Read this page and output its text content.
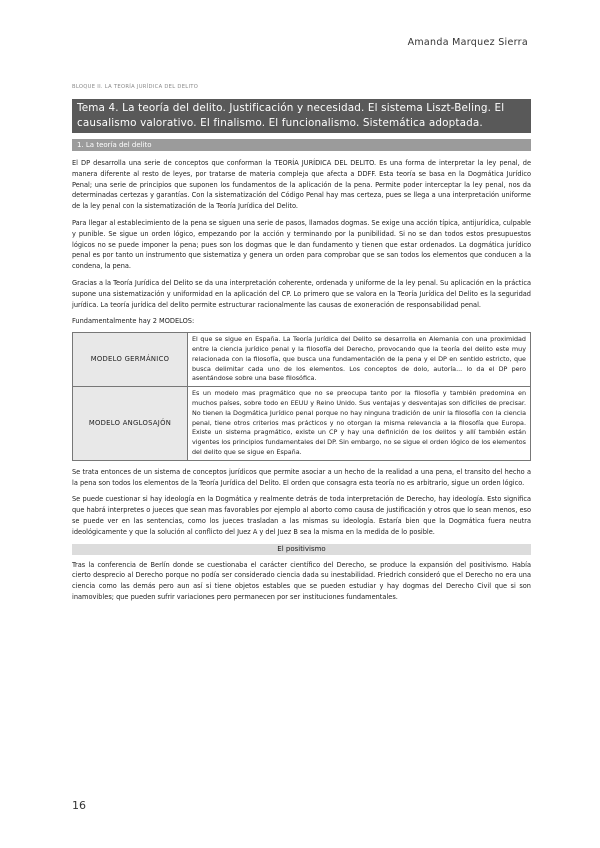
Amanda Marquez Sierra
BLOQUE II. LA TEORÍA JURÍDICA DEL DELITO
Tema 4. La teoría del delito. Justificación y necesidad. El sistema Liszt-Beling. El causalismo valorativo. El finalismo. El funcionalismo. Sistemática adoptada.
1. La teoría del delito

El DP desarrolla una serie de conceptos que conforman la TEORÍA JURÍDICA DEL DELITO. Es una forma de interpretar la ley penal, de manera diferente al resto de leyes, por tratarse de materia compleja que afecta a DDFF. Esta teoría se basa en la Dogmática Jurídico Penal; una serie de principios que suponen los fundamentos de la aplicación de la pena. Permite poder interceptar la ley penal, nos da determinadas certezas y garantías. Con la sistematización del Código Penal hay mas certeza, pues se llega a una interpretación uniforme de la ley penal con la sistematización de la Teoría Jurídica del Delito.

Para llegar al establecimiento de la pena se siguen una serie de pasos, llamados dogmas. Se exige una acción típica, antijurídica, culpable y punible. Se sigue un orden lógico, empezando por la acción y terminando por la punibilidad. Si no se dan todos estos presupuestos lógicos no se puede imponer la pena; pues son los dogmas que le dan fundamento y tienen que estar ordenados. La dogmática jurídico penal es por tanto un instrumento que sistematiza y genera un orden para comprobar que se san todos los elementos que conducen a la condena, la pena.

Gracias a la Teoría Jurídica del Delito se da una interpretación coherente, ordenada y uniforme de la ley penal. Su aplicación en la práctica supone una sistematización y uniformidad en la aplicación del CP. Lo primero que se valora en la Teoría Jurídica del Delito es la seguridad jurídica. La teoría jurídica del delito permite estructurar racionalmente las causas de exoneración de responsabilidad penal.

Fundamentalmente hay 2 MODELOS:

MODELO GERMÁNICO	El que se sigue en España. La Teoría Jurídica del Delito se desarrolla en Alemania con una proximidad entre la ciencia jurídico penal y la filosofía del Derecho, provocando que la teoría del delito este muy relacionada con la filosofía, que busca una fundamentación de la pena y el DP en sentido estricto, que busca delimitar cada uno de los elementos. Los conceptos de dolo, autoría... lo da el DP pero asentándose sobre una base filosófica.
MODELO ANGLOSAJÓN	Es un modelo mas pragmático que no se preocupa tanto por la filosofía y también predomina en muchos países, sobre todo en EEUU y Reino Unido. Sus ventajas y desventajas son difíciles de precisar. No tienen la Dogmática Jurídico penal porque no hay ninguna tradición de unir la filosofía con la ciencia penal, tiene otros criterios mas prácticos y no otorgan la misma relevancia a la filosofía que Europa. Existe un sistema pragmático, existe un CP y hay una definición de los delitos y allí también están vigentes los principios fundamentales del DP. Sin embargo, no se sigue el orden lógico de los elementos del delito que se sigue en España.

Se trata entonces de un sistema de conceptos jurídicos que permite asociar a un hecho de la realidad a una pena, el transito del hecho a la pena son todos los elementos de la Teoría Jurídica del Delito. El orden que consagra esta teoría no es arbitrario, sigue un orden lógico.

Se puede cuestionar si hay ideología en la Dogmática y realmente detrás de toda interpretación de Derecho, hay ideología. Esto significa que habrá interpretes o jueces que sean mas favorables por ejemplo al aborto como causa de justificación y otros que lo sean menos, eso se puede ver en las sentencias, como los jueces trasladan a las mismas su ideología. Estaría bien que la Dogmática fuera neutra ideológicamente y que la solución al conflicto del Juez A y del Juez B sea la misma en la medida de lo posible.

El positivismo

Tras la conferencia de Berlín donde se cuestionaba el carácter científico del Derecho, se produce la expansión del positivismo. Había cierto desprecio al Derecho porque no podía ser considerado ciencia dada su inestabilidad. Friedrich consideró que el Derecho no era una ciencia como las demás pero aun así si tiene objetos estables que se pueden estudiar y hay dogmas del Derecho Civil que si son inamovibles; que pueden sufrir variaciones pero permanecen por ser instituciones fundamentales.

16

> [Required work]
Pull out every line in the data above that has the word "conceptos".

> [Exercise output]
El DP desarrolla una serie de conceptos que conforman la TEORÍA JURÍDICA DEL DELITO. Es una forma de interpretar la ley penal, de manera diferente al resto de leyes, por tratarse de materia compleja que afecta a DDFF. Esta teoría se basa en la Dogmática Jurídico Penal; una serie de principios que suponen los fundamentos de la aplicación de la pena. Permite poder interceptar la ley penal, nos da determinadas certezas y garantías. Con la sistematización del Código Penal hay mas certeza, pues se llega a una interpretación uniforme de la ley penal con la sistematización de la Teoría Jurídica del Delito.
MODELO GERMÁNICO	El que se sigue en España. La Teoría Jurídica del Delito se desarrolla en Alemania con una proximidad entre la ciencia jurídico penal y la filosofía del Derecho, provocando que la teoría del delito este muy relacionada con la filosofía, que busca una fundamentación de la pena y el DP en sentido estricto, que busca delimitar cada uno de los elementos. Los conceptos de dolo, autoría... lo da el DP pero asentándose sobre una base filosófica.
Se trata entonces de un sistema de conceptos jurídicos que permite asociar a un hecho de la realidad a una pena, el transito del hecho a la pena son todos los elementos de la Teoría Jurídica del Delito. El orden que consagra esta teoría no es arbitrario, sigue un orden lógico.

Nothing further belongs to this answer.